**Given instruction**
Repeat all of the data precisely.

**Stored data**

□ □ □ □ □ □ □

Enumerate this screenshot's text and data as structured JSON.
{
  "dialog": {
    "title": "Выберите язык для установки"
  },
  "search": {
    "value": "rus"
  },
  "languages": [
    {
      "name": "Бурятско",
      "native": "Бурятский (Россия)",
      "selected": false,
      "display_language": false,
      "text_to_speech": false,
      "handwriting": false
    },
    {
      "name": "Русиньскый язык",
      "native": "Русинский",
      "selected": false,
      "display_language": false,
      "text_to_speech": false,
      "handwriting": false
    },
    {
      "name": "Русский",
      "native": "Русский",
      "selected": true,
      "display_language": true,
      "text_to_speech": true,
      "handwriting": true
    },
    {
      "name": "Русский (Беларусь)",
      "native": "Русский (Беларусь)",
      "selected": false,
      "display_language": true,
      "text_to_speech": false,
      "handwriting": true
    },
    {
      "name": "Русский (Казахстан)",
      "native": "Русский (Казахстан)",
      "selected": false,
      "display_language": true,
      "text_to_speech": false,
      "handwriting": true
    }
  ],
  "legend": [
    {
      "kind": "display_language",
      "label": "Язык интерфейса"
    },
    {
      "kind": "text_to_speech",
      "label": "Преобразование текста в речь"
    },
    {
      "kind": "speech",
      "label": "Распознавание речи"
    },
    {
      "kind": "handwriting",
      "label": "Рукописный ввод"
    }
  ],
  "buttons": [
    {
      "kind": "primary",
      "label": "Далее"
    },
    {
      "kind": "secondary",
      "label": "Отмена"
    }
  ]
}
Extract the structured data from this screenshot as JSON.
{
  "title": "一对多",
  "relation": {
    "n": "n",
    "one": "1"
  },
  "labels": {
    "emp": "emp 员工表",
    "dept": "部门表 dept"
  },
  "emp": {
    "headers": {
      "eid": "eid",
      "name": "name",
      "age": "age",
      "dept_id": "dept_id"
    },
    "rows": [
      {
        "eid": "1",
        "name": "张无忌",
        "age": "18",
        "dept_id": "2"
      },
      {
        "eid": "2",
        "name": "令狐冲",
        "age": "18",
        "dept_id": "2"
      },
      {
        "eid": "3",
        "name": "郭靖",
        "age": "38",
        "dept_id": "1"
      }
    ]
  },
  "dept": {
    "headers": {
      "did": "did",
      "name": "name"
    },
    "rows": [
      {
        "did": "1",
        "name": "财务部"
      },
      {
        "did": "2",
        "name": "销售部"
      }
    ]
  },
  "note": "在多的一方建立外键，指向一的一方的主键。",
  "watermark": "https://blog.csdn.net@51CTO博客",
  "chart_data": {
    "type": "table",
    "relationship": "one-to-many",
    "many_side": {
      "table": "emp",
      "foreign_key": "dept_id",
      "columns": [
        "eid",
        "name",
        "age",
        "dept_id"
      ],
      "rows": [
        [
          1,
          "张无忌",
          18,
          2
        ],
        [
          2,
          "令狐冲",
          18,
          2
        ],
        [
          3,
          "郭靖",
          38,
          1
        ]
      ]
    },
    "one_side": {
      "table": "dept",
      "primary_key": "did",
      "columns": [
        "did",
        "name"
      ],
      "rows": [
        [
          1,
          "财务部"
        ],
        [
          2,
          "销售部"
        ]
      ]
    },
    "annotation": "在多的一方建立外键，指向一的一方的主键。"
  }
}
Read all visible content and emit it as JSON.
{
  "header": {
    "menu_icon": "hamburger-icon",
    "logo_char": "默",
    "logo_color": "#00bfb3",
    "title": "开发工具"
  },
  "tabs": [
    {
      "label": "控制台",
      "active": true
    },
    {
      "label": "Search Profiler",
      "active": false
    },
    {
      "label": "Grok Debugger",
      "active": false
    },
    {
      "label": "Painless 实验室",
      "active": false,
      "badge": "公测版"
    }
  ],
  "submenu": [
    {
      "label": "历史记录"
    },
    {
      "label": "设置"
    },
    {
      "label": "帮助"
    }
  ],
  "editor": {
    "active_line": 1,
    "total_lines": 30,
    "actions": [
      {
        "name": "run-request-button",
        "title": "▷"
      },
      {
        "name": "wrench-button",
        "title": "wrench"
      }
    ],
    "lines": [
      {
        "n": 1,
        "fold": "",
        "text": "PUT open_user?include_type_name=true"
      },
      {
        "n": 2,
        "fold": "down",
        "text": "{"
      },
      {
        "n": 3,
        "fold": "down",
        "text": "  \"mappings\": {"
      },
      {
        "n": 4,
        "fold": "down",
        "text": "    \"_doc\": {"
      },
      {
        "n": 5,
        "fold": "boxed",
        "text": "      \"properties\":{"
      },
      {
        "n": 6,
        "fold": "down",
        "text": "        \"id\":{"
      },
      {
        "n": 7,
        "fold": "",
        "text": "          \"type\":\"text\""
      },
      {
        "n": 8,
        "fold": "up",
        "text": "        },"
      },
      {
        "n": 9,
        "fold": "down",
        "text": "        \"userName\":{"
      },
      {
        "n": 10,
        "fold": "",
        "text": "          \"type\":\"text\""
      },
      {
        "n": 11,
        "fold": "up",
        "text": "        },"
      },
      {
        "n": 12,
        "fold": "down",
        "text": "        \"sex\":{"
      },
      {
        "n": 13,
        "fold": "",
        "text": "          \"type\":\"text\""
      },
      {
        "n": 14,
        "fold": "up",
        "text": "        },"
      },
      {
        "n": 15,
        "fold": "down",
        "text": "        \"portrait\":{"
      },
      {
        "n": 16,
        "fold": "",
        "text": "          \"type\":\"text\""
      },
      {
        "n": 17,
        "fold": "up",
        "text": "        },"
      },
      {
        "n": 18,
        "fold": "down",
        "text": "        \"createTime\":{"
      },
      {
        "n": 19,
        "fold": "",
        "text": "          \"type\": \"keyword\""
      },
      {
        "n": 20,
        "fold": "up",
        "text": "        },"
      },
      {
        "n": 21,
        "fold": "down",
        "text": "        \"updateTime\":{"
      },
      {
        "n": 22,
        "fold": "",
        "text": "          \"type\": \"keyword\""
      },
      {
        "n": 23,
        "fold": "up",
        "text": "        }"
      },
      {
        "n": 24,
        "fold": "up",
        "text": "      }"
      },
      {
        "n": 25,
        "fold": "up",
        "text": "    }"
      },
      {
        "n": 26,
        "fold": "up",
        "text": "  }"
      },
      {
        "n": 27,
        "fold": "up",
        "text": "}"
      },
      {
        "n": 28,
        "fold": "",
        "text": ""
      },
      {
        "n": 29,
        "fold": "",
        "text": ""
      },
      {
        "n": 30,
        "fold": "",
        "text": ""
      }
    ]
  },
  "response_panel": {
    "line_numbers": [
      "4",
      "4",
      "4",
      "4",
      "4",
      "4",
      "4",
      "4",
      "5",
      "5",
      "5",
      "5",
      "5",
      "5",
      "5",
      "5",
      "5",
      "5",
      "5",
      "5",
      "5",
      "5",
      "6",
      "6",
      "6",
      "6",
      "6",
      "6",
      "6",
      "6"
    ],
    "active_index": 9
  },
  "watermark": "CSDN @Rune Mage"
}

□ □ □ □ □ □ □

**Correct answer**
Enumerate this screenshot's text and data as structured JSON.
{
  "dialog": {
    "title": "Выберите язык для установки"
  },
  "search": {
    "value": "rus"
  },
  "languages": [
    {
      "name": "Бурятско",
      "native": "Бурятский (Россия)",
      "selected": false,
      "display_language": false,
      "text_to_speech": false,
      "handwriting": false
    },
    {
      "name": "Русиньскый язык",
      "native": "Русинский",
      "selected": false,
      "display_language": false,
      "text_to_speech": false,
      "handwriting": false
    },
    {
      "name": "Русский",
      "native": "Русский",
      "selected": true,
      "display_language": true,
      "text_to_speech": true,
      "handwriting": true
    },
    {
      "name": "Русский (Беларусь)",
      "native": "Русский (Беларусь)",
      "selected": false,
      "display_language": true,
      "text_to_speech": false,
      "handwriting": true
    },
    {
      "name": "Русский (Казахстан)",
      "native": "Русский (Казахстан)",
      "selected": false,
      "display_language": true,
      "text_to_speech": false,
      "handwriting": true
    }
  ],
  "legend": [
    {
      "kind": "display_language",
      "label": "Язык интерфейса"
    },
    {
      "kind": "text_to_speech",
      "label": "Преобразование текста в речь"
    },
    {
      "kind": "speech",
      "label": "Распознавание речи"
    },
    {
      "kind": "handwriting",
      "label": "Рукописный ввод"
    }
  ],
  "buttons": [
    {
      "kind": "primary",
      "label": "Далее"
    },
    {
      "kind": "secondary",
      "label": "Отмена"
    }
  ]
}
Extract the structured data from this screenshot as JSON.
{
  "title": "一对多",
  "relation": {
    "n": "n",
    "one": "1"
  },
  "labels": {
    "emp": "emp 员工表",
    "dept": "部门表 dept"
  },
  "emp": {
    "headers": {
      "eid": "eid",
      "name": "name",
      "age": "age",
      "dept_id": "dept_id"
    },
    "rows": [
      {
        "eid": "1",
        "name": "张无忌",
        "age": "18",
        "dept_id": "2"
      },
      {
        "eid": "2",
        "name": "令狐冲",
        "age": "18",
        "dept_id": "2"
      },
      {
        "eid": "3",
        "name": "郭靖",
        "age": "38",
        "dept_id": "1"
      }
    ]
  },
  "dept": {
    "headers": {
      "did": "did",
      "name": "name"
    },
    "rows": [
      {
        "did": "1",
        "name": "财务部"
      },
      {
        "did": "2",
        "name": "销售部"
      }
    ]
  },
  "note": "在多的一方建立外键，指向一的一方的主键。",
  "watermark": "https://blog.csdn.net@51CTO博客",
  "chart_data": {
    "type": "table",
    "relationship": "one-to-many",
    "many_side": {
      "table": "emp",
      "foreign_key": "dept_id",
      "columns": [
        "eid",
        "name",
        "age",
        "dept_id"
      ],
      "rows": [
        [
          1,
          "张无忌",
          18,
          2
        ],
        [
          2,
          "令狐冲",
          18,
          2
        ],
        [
          3,
          "郭靖",
          38,
          1
        ]
      ]
    },
    "one_side": {
      "table": "dept",
      "primary_key": "did",
      "columns": [
        "did",
        "name"
      ],
      "rows": [
        [
          1,
          "财务部"
        ],
        [
          2,
          "销售部"
        ]
      ]
    },
    "annotation": "在多的一方建立外键，指向一的一方的主键。"
  }
}
Read all visible content and emit it as JSON.
{
  "header": {
    "menu_icon": "hamburger-icon",
    "logo_char": "默",
    "logo_color": "#00bfb3",
    "title": "开发工具"
  },
  "tabs": [
    {
      "label": "控制台",
      "active": true
    },
    {
      "label": "Search Profiler",
      "active": false
    },
    {
      "label": "Grok Debugger",
      "active": false
    },
    {
      "label": "Painless 实验室",
      "active": false,
      "badge": "公测版"
    }
  ],
  "submenu": [
    {
      "label": "历史记录"
    },
    {
      "label": "设置"
    },
    {
      "label": "帮助"
    }
  ],
  "editor": {
    "active_line": 1,
    "total_lines": 30,
    "actions": [
      {
        "name": "run-request-button",
        "title": "▷"
      },
      {
        "name": "wrench-button",
        "title": "wrench"
      }
    ],
    "lines": [
      {
        "n": 1,
        "fold": "",
        "text": "PUT open_user?include_type_name=true"
      },
      {
        "n": 2,
        "fold": "down",
        "text": "{"
      },
      {
        "n": 3,
        "fold": "down",
        "text": "  \"mappings\": {"
      },
      {
        "n": 4,
        "fold": "down",
        "text": "    \"_doc\": {"
      },
      {
        "n": 5,
        "fold": "boxed",
        "text": "      \"properties\":{"
      },
      {
        "n": 6,
        "fold": "down",
        "text": "        \"id\":{"
      },
      {
        "n": 7,
        "fold": "",
        "text": "          \"type\":\"text\""
      },
      {
        "n": 8,
        "fold": "up",
        "text": "        },"
      },
      {
        "n": 9,
        "fold": "down",
        "text": "        \"userName\":{"
      },
      {
        "n": 10,
        "fold": "",
        "text": "          \"type\":\"text\""
      },
      {
        "n": 11,
        "fold": "up",
        "text": "        },"
      },
      {
        "n": 12,
        "fold": "down",
        "text": "        \"sex\":{"
      },
      {
        "n": 13,
        "fold": "",
        "text": "          \"type\":\"text\""
      },
      {
        "n": 14,
        "fold": "up",
        "text": "        },"
      },
      {
        "n": 15,
        "fold": "down",
        "text": "        \"portrait\":{"
      },
      {
        "n": 16,
        "fold": "",
        "text": "          \"type\":\"text\""
      },
      {
        "n": 17,
        "fold": "up",
        "text": "        },"
      },
      {
        "n": 18,
        "fold": "down",
        "text": "        \"createTime\":{"
      },
      {
        "n": 19,
        "fold": "",
        "text": "          \"type\": \"keyword\""
      },
      {
        "n": 20,
        "fold": "up",
        "text": "        },"
      },
      {
        "n": 21,
        "fold": "down",
        "text": "        \"updateTime\":{"
      },
      {
        "n": 22,
        "fold": "",
        "text": "          \"type\": \"keyword\""
      },
      {
        "n": 23,
        "fold": "up",
        "text": "        }"
      },
      {
        "n": 24,
        "fold": "up",
        "text": "      }"
      },
      {
        "n": 25,
        "fold": "up",
        "text": "    }"
      },
      {
        "n": 26,
        "fold": "up",
        "text": "  }"
      },
      {
        "n": 27,
        "fold": "up",
        "text": "}"
      },
      {
        "n": 28,
        "fold": "",
        "text": ""
      },
      {
        "n": 29,
        "fold": "",
        "text": ""
      },
      {
        "n": 30,
        "fold": "",
        "text": ""
      }
    ]
  },
  "response_panel": {
    "line_numbers": [
      "4",
      "4",
      "4",
      "4",
      "4",
      "4",
      "4",
      "4",
      "5",
      "5",
      "5",
      "5",
      "5",
      "5",
      "5",
      "5",
      "5",
      "5",
      "5",
      "5",
      "5",
      "5",
      "6",
      "6",
      "6",
      "6",
      "6",
      "6",
      "6",
      "6"
    ],
    "active_index": 9
  },
  "watermark": "CSDN @Rune Mage"
}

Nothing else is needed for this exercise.